# Start of DATASET EXTRACT

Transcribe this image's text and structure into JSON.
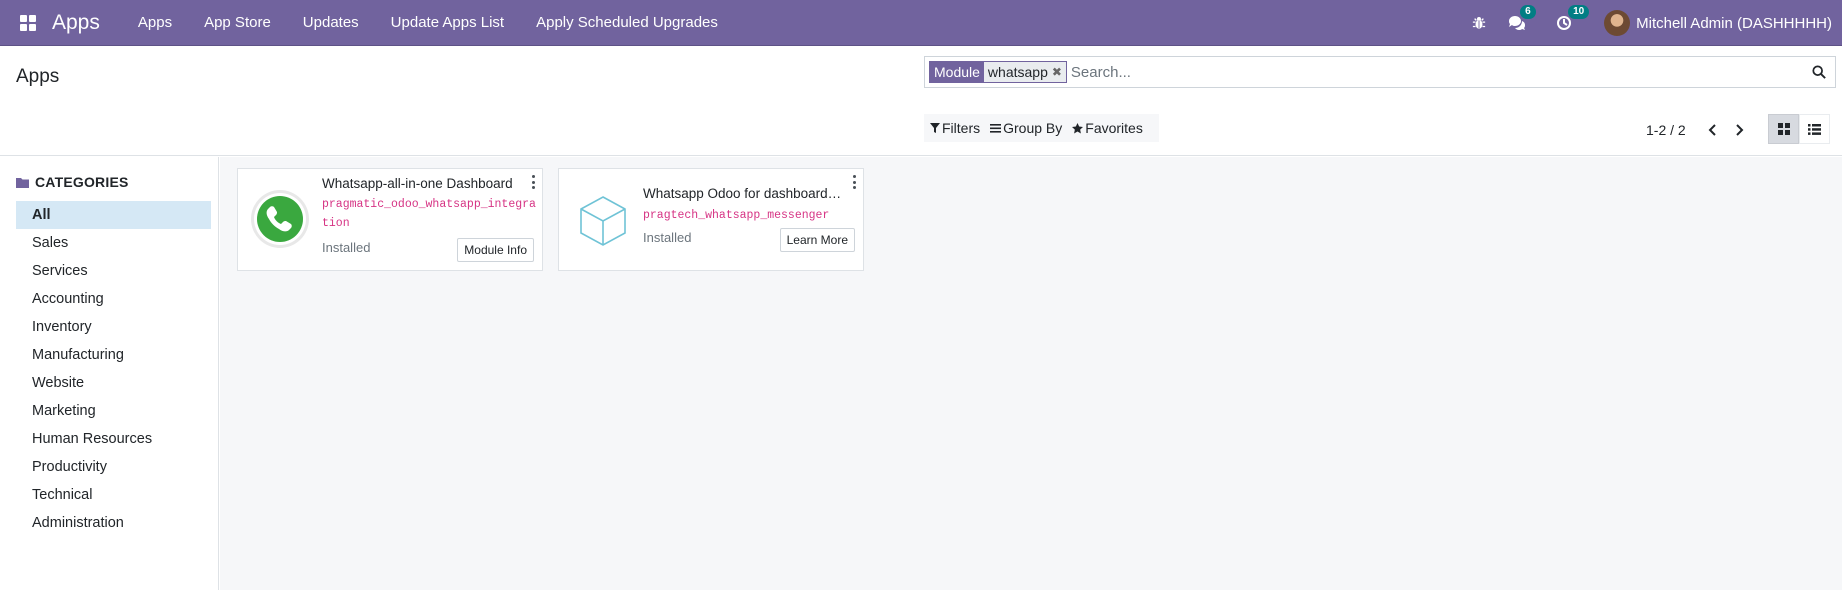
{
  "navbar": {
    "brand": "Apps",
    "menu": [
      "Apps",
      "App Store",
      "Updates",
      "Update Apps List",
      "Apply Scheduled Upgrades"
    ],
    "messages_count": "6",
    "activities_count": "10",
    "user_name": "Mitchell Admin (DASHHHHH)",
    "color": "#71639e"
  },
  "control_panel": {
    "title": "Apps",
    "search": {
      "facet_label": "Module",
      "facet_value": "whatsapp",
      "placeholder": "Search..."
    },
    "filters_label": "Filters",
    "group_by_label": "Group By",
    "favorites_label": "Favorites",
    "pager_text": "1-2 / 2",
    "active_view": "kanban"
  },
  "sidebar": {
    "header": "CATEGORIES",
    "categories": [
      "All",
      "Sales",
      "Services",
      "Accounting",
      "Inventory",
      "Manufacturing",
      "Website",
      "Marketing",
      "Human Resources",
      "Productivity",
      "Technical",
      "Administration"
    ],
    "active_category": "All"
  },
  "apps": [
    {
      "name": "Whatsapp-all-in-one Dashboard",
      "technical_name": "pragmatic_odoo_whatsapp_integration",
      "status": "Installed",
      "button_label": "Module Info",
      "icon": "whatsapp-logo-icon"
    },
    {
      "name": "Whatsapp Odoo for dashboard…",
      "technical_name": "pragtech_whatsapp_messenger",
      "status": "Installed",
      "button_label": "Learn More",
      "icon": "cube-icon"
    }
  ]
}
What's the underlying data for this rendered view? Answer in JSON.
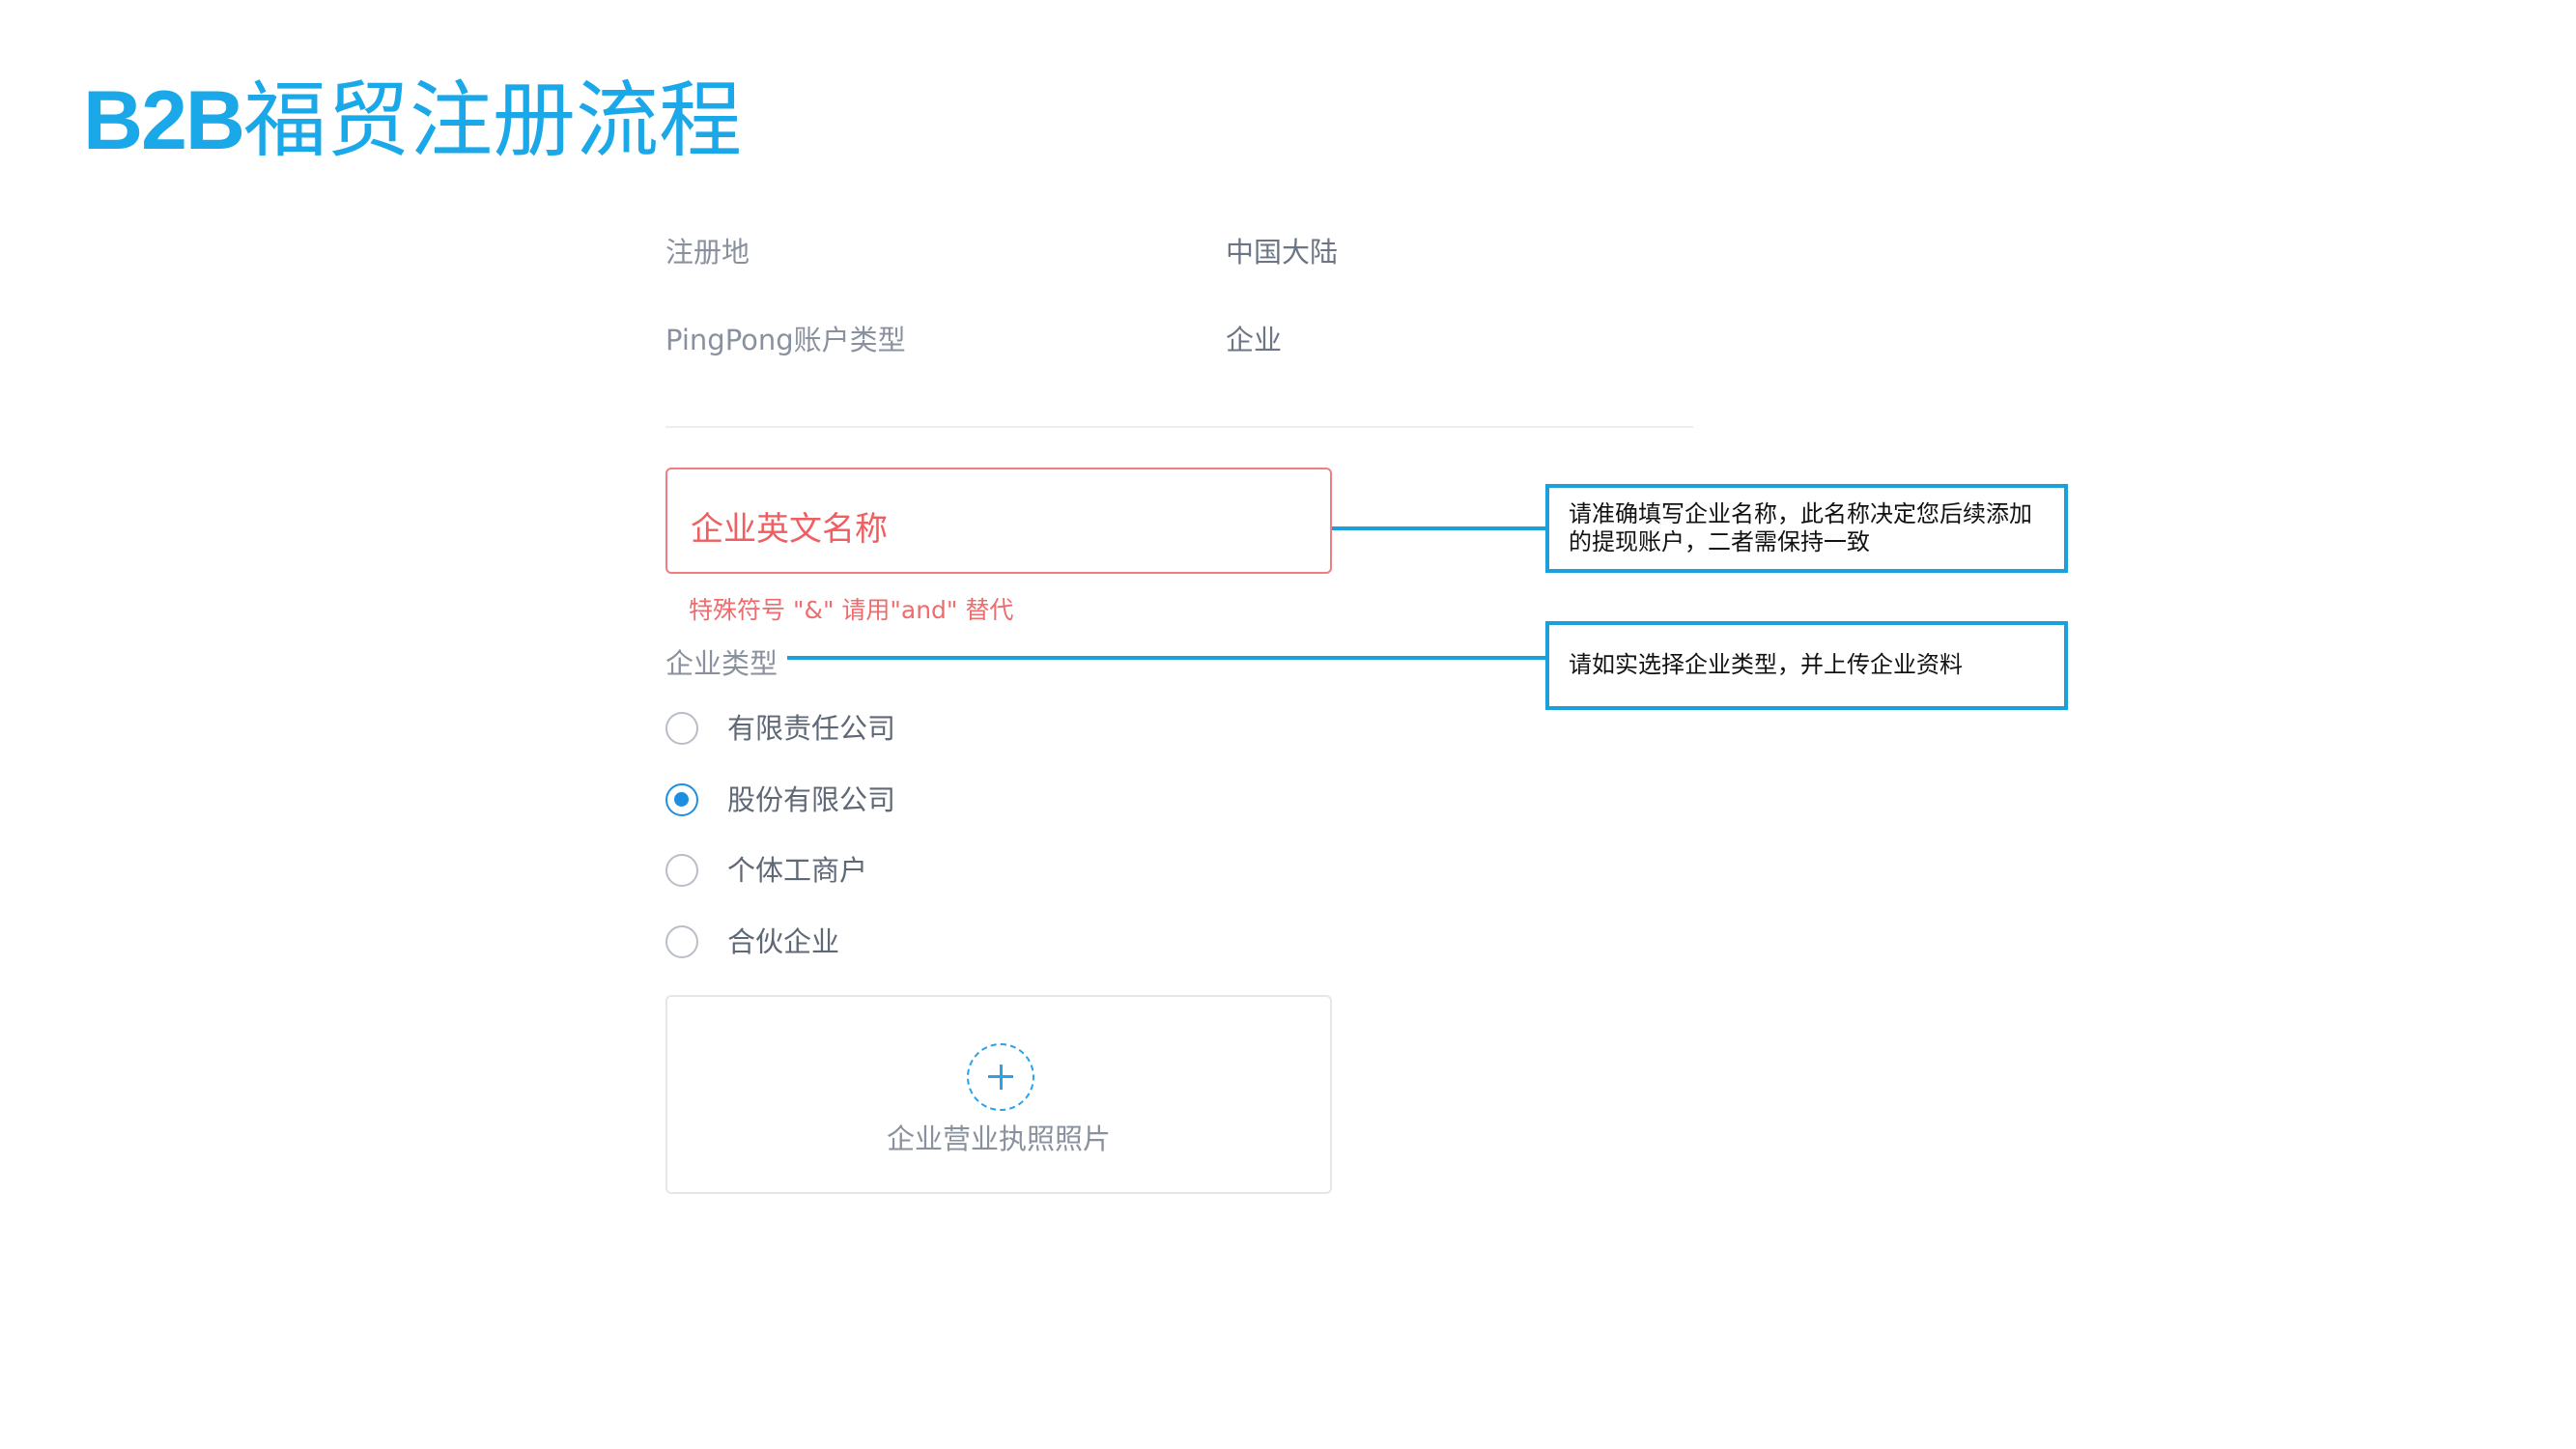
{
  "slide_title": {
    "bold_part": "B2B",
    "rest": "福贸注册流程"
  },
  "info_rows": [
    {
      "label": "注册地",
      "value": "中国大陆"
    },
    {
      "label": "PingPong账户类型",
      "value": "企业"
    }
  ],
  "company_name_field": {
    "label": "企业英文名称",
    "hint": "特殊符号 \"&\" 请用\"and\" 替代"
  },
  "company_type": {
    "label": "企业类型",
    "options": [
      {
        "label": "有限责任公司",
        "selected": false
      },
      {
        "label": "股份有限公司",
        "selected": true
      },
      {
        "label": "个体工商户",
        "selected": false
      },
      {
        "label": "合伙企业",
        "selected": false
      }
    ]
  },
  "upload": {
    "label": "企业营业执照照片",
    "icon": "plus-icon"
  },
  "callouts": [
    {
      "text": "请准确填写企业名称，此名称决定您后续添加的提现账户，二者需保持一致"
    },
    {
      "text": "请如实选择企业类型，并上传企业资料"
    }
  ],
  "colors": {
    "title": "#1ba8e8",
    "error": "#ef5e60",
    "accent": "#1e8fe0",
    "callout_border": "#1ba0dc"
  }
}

# End of DATASET EXTRACT

**WHAT YOU NEED TO DO**:
Find the word "this" and list each line it appears in.

**OUTPUT OF THE EXERCISE**:
Transcribe this image's text and structure into JSON.
What's the underlying data for this rendered view? Answer in JSON.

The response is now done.